> [Task brief]:
Gather all lines in the data that hold the string "ინფორმაცია".

[start]

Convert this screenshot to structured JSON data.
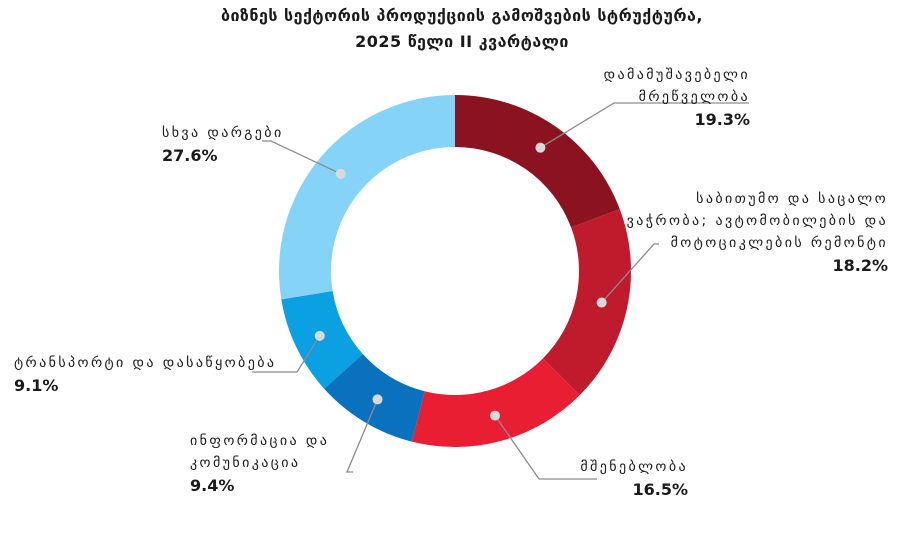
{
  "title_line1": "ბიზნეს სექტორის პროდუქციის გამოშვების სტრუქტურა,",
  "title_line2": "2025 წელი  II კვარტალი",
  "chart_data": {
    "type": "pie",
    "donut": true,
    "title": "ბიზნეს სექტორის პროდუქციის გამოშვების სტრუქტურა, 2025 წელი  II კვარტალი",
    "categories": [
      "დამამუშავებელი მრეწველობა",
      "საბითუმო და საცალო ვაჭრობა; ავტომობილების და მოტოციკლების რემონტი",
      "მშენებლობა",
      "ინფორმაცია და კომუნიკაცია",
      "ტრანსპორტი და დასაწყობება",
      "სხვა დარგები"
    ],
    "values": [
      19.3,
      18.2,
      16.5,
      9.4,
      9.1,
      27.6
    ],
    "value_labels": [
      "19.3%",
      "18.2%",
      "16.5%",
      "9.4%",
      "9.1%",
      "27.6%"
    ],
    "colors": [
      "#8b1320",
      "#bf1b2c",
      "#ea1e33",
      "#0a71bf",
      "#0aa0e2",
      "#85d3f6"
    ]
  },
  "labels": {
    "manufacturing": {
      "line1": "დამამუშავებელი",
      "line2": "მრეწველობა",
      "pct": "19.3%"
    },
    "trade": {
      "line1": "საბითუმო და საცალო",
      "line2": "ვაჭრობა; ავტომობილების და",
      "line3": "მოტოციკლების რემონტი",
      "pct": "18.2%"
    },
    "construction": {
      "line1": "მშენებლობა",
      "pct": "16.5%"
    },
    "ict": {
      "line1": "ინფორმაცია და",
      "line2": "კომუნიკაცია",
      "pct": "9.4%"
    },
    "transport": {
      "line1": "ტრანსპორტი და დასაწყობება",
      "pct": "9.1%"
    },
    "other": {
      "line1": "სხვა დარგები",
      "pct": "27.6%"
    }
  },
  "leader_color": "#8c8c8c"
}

[end]

> [Output of the task]:
      "ინფორმაცია და კომუნიკაცია",
      "line1": "ინფორმაცია და",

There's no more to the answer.